[Given exercise] Retype every line of the material below without changing anything.

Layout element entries
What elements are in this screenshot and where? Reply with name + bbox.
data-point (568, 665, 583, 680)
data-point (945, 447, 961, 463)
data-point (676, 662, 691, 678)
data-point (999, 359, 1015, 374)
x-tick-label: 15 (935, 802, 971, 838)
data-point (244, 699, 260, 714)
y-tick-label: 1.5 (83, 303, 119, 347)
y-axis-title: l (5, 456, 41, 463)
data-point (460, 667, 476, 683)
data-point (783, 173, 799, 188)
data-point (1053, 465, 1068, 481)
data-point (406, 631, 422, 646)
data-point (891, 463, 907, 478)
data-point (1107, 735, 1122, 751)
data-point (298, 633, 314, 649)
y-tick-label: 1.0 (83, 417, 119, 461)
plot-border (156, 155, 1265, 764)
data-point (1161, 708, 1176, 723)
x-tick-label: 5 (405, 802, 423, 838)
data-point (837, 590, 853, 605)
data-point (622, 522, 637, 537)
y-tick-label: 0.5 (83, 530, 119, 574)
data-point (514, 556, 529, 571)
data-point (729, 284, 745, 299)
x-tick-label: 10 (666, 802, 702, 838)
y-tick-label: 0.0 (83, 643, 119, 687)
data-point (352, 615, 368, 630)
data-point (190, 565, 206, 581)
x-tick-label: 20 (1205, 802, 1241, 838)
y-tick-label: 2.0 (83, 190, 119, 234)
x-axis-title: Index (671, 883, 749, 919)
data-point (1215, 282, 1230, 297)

[Exercise answer]
What elements are in this screenshot and where? Reply with name + bbox.
data-point (568, 665, 583, 680)
data-point (945, 447, 961, 463)
data-point (676, 662, 691, 678)
data-point (999, 359, 1015, 374)
x-tick-label: 15 (935, 802, 971, 838)
data-point (244, 699, 260, 714)
y-tick-label: 1.5 (83, 303, 119, 347)
y-axis-title: l (5, 456, 41, 463)
data-point (460, 667, 476, 683)
data-point (783, 173, 799, 188)
data-point (1053, 465, 1068, 481)
data-point (406, 631, 422, 646)
data-point (891, 463, 907, 478)
data-point (1107, 735, 1122, 751)
data-point (298, 633, 314, 649)
y-tick-label: 1.0 (83, 417, 119, 461)
plot-border (156, 155, 1265, 764)
data-point (1161, 708, 1176, 723)
x-tick-label: 5 (405, 802, 423, 838)
data-point (837, 590, 853, 605)
data-point (622, 522, 637, 537)
y-tick-label: 0.5 (83, 530, 119, 574)
data-point (514, 556, 529, 571)
data-point (729, 284, 745, 299)
x-tick-label: 10 (666, 802, 702, 838)
y-tick-label: 0.0 (83, 643, 119, 687)
data-point (352, 615, 368, 630)
data-point (190, 565, 206, 581)
x-tick-label: 20 (1205, 802, 1241, 838)
y-tick-label: 2.0 (83, 190, 119, 234)
x-axis-title: Index (671, 883, 749, 919)
data-point (1215, 282, 1230, 297)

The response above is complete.